Source data:
----

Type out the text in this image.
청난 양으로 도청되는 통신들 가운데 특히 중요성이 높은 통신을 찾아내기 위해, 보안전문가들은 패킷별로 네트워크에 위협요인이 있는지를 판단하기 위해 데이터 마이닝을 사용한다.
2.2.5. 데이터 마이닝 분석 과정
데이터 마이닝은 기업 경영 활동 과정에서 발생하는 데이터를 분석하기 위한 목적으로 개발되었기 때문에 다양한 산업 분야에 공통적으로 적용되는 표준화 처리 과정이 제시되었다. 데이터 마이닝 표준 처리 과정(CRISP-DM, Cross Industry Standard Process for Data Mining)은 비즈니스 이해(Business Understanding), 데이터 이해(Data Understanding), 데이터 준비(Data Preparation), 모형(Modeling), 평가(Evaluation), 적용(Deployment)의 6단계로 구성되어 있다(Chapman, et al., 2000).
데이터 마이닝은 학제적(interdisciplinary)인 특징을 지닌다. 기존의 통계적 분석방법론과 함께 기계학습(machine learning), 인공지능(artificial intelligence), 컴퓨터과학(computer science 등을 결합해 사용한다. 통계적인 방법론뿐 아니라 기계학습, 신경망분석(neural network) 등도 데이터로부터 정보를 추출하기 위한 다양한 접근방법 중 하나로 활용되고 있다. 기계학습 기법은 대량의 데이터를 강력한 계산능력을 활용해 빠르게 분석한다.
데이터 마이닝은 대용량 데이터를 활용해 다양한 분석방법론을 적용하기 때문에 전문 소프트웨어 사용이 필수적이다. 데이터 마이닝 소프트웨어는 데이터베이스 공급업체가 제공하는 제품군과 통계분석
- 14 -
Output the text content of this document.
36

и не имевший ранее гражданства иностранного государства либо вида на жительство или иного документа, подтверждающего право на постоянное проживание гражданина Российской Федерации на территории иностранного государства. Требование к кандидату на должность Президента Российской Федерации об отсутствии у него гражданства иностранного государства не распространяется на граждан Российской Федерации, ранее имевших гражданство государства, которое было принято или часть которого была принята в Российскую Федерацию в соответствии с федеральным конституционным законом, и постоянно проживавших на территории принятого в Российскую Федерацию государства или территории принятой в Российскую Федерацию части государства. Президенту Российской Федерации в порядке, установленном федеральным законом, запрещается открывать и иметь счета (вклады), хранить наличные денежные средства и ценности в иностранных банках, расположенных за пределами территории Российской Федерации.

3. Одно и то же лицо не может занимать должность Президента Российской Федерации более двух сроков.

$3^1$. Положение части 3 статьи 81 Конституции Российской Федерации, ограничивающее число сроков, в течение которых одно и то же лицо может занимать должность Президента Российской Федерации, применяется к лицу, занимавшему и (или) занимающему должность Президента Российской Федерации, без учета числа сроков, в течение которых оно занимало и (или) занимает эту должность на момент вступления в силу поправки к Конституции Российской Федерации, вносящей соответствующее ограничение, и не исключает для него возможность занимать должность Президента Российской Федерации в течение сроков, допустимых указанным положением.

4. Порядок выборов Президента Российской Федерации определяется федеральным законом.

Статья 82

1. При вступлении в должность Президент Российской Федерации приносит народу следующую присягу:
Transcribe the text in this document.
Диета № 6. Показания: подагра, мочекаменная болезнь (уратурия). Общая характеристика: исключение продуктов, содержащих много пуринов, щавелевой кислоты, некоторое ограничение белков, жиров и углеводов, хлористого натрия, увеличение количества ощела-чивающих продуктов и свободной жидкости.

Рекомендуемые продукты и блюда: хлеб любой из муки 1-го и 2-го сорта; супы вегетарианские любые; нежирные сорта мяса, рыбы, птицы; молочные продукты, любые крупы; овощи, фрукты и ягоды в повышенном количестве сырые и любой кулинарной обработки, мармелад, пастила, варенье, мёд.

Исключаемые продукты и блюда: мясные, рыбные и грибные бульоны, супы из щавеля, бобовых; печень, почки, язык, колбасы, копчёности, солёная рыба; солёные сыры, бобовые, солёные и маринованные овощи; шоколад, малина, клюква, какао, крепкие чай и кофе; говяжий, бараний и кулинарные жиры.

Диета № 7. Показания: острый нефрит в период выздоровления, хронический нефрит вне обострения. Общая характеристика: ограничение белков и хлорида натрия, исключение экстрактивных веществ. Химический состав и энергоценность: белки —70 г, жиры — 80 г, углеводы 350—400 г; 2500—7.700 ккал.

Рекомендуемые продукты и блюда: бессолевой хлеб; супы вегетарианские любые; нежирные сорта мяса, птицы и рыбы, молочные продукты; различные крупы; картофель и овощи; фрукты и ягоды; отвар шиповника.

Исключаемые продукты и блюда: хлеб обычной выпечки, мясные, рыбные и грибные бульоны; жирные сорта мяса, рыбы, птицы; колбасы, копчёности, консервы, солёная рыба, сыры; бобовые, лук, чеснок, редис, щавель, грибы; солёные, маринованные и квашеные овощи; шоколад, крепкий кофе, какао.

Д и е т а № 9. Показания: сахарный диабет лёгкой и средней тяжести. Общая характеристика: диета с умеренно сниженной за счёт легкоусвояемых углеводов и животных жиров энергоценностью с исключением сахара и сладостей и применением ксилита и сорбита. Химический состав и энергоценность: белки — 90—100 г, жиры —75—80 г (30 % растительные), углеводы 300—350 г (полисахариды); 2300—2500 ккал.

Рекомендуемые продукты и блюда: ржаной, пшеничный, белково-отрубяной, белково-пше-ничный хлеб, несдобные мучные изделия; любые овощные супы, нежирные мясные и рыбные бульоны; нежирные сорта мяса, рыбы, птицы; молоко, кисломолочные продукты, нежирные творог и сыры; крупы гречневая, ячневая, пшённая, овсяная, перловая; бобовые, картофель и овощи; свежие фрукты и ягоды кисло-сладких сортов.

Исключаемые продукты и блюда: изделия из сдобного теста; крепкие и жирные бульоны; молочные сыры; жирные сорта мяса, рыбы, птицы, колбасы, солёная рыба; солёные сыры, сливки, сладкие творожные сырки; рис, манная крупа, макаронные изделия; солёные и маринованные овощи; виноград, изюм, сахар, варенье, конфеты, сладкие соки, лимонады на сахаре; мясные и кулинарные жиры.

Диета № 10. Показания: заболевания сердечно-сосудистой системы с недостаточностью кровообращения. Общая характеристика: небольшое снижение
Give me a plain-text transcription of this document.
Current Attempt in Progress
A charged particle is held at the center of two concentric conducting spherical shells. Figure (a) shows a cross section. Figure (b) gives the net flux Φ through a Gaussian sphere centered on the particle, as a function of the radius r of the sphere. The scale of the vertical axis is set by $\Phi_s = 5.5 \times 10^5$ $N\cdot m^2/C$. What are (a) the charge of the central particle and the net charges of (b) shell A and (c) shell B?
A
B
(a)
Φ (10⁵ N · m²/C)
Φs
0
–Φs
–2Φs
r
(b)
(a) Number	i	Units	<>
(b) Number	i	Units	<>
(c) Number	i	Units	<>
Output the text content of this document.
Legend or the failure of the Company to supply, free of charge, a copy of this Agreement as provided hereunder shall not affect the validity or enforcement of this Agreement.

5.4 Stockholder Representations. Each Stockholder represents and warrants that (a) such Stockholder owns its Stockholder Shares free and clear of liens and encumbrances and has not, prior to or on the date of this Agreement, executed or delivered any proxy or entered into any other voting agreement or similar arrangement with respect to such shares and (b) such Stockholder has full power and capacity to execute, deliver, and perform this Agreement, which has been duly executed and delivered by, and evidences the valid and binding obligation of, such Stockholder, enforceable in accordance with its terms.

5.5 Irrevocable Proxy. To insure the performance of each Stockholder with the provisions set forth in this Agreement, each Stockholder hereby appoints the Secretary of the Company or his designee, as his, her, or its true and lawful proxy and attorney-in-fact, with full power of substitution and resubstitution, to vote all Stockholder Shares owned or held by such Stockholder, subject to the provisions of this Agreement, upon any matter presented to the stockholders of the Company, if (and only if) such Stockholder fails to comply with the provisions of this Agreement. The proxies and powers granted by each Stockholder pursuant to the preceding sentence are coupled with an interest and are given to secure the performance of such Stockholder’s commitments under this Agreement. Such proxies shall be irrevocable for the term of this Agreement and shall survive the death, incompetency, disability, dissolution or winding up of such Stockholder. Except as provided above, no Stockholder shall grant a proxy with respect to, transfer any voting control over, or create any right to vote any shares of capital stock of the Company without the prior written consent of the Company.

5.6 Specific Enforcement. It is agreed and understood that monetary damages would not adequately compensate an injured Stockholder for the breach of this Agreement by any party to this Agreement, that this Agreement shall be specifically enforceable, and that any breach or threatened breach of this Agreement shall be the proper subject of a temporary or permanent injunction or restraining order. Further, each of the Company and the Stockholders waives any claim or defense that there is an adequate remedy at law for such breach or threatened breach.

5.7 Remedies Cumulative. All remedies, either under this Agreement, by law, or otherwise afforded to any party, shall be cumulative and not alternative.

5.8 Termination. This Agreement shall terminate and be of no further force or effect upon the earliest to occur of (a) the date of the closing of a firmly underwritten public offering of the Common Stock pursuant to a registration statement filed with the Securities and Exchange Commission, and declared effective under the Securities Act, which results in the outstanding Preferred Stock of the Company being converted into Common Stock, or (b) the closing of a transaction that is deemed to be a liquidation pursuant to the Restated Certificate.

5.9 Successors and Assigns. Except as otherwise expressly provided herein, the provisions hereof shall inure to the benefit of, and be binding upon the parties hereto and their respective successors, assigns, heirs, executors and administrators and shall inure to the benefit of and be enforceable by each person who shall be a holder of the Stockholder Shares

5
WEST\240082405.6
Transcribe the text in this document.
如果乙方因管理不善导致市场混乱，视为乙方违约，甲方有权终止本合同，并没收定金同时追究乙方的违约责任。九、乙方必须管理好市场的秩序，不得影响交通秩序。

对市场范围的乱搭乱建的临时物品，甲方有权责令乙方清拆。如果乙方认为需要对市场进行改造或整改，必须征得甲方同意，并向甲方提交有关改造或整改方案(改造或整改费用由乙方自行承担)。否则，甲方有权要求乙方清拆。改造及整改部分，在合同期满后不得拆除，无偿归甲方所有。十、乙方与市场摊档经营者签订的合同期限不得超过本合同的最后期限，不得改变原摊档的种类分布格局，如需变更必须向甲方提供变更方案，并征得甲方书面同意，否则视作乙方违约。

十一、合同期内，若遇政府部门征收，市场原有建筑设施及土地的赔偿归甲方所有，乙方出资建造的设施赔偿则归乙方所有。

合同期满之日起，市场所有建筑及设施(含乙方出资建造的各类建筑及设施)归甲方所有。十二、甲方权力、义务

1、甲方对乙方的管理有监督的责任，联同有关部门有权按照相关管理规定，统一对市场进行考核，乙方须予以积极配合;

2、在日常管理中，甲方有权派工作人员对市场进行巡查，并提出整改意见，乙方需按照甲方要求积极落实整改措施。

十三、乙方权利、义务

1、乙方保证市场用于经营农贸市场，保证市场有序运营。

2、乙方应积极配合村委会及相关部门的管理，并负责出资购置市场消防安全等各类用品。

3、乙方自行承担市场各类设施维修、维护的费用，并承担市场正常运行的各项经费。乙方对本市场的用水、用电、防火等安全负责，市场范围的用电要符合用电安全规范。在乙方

----

● Your objective
Filter the data, keeping only the lines that contain "углеводов".

● Output of the task
Диета № 6. Показания: подагра, мочекаменная болезнь (уратурия). Общая характеристика: исключение продуктов, содержащих много пуринов, щавелевой кислоты, некоторое ограничение белков, жиров и углеводов, хлористого натрия, увеличение количества ощела-чивающих продуктов и свободной жидкости.
Д и е т а № 9. Показания: сахарный диабет лёгкой и средней тяжести. Общая характеристика: диета с умеренно сниженной за счёт легкоусвояемых углеводов и животных жиров энергоценностью с исключением сахара и сладостей и применением ксилита и сорбита. Химический состав и энергоценность: белки — 90—100 г, жиры —75—80 г (30 % растительные), углеводы 300—350 г (полисахариды); 2300—2500 ккал.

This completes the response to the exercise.